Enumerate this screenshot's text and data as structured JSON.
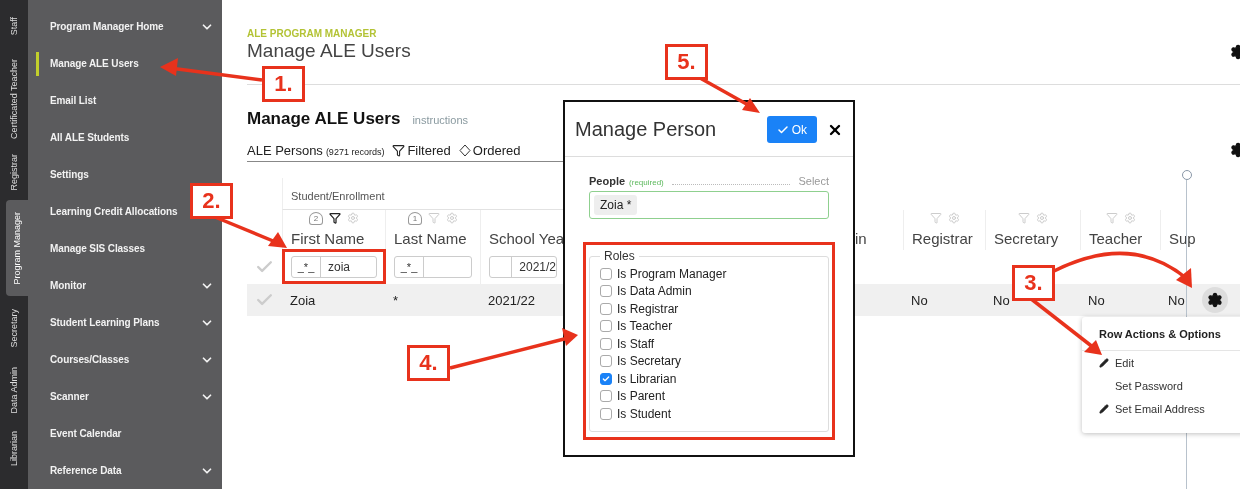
{
  "role_tabs": [
    {
      "label": "Staff",
      "selected": false
    },
    {
      "label": "Certificated Teacher",
      "selected": false
    },
    {
      "label": "Registrar",
      "selected": false
    },
    {
      "label": "Program Manager",
      "selected": true
    },
    {
      "label": "Secretary",
      "selected": false
    },
    {
      "label": "Data Admin",
      "selected": false
    },
    {
      "label": "Librarian",
      "selected": false
    }
  ],
  "sidebar": {
    "items": [
      {
        "label": "Program Manager Home",
        "expandable": true,
        "selected": false
      },
      {
        "label": "Manage ALE Users",
        "expandable": false,
        "selected": true
      },
      {
        "label": "Email List",
        "expandable": false,
        "selected": false
      },
      {
        "label": "All ALE Students",
        "expandable": false,
        "selected": false
      },
      {
        "label": "Settings",
        "expandable": false,
        "selected": false
      },
      {
        "label": "Learning Credit Allocations",
        "expandable": false,
        "selected": false
      },
      {
        "label": "Manage SIS Classes",
        "expandable": false,
        "selected": false
      },
      {
        "label": "Monitor",
        "expandable": true,
        "selected": false
      },
      {
        "label": "Student Learning Plans",
        "expandable": true,
        "selected": false
      },
      {
        "label": "Courses/Classes",
        "expandable": true,
        "selected": false
      },
      {
        "label": "Scanner",
        "expandable": true,
        "selected": false
      },
      {
        "label": "Event Calendar",
        "expandable": false,
        "selected": false
      },
      {
        "label": "Reference Data",
        "expandable": true,
        "selected": false
      }
    ]
  },
  "header": {
    "eyebrow": "ALE PROGRAM MANAGER",
    "title": "Manage ALE Users"
  },
  "section": {
    "title": "Manage ALE Users",
    "link": "instructions"
  },
  "list_bar": {
    "name": "ALE Persons",
    "count": "(9271 records)",
    "filter_label": "Filtered",
    "order_label": "Ordered"
  },
  "table": {
    "group_header": "Student/Enrollment",
    "columns_left": [
      {
        "header": "First Name",
        "sort_rank": "2",
        "filtered": true,
        "filter_prefix": "_*_",
        "filter_value": "zoia"
      },
      {
        "header": "Last Name",
        "sort_rank": "1",
        "filtered": false,
        "filter_prefix": "_*_"
      },
      {
        "header": "School Yea",
        "filter_value": "2021/2"
      }
    ],
    "columns_right": [
      {
        "header": "in"
      },
      {
        "header": "Registrar",
        "filtered": false
      },
      {
        "header": "Secretary",
        "filtered": false
      },
      {
        "header": "Teacher",
        "filtered": false
      },
      {
        "header": "Sup"
      }
    ],
    "rows": [
      {
        "cells_left": [
          "Zoia",
          "*",
          "2021/22"
        ],
        "cells_right": [
          "No",
          "No",
          "No",
          "No"
        ]
      }
    ]
  },
  "dialog": {
    "title": "Manage Person",
    "ok_label": "Ok",
    "people_label": "People",
    "people_hint": "(required)",
    "select_link": "Select",
    "people": [
      "Zoia *"
    ],
    "roles_legend": "Roles",
    "roles": [
      {
        "label": "Is Program Manager",
        "checked": false
      },
      {
        "label": "Is Data Admin",
        "checked": false
      },
      {
        "label": "Is Registrar",
        "checked": false
      },
      {
        "label": "Is Teacher",
        "checked": false
      },
      {
        "label": "Is Staff",
        "checked": false
      },
      {
        "label": "Is Secretary",
        "checked": false
      },
      {
        "label": "Is Librarian",
        "checked": true
      },
      {
        "label": "Is Parent",
        "checked": false
      },
      {
        "label": "Is Student",
        "checked": false
      }
    ]
  },
  "row_menu": {
    "title": "Row Actions & Options",
    "items": [
      {
        "label": "Edit",
        "kind": "pencil"
      },
      {
        "label": "Set Password",
        "kind": "plain"
      },
      {
        "label": "Set Email Address",
        "kind": "pencil"
      }
    ]
  },
  "steps": [
    "1.",
    "2.",
    "3.",
    "4.",
    "5."
  ]
}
________
Reply with one number: the count of lines in the entries that include the word "Teacher".

3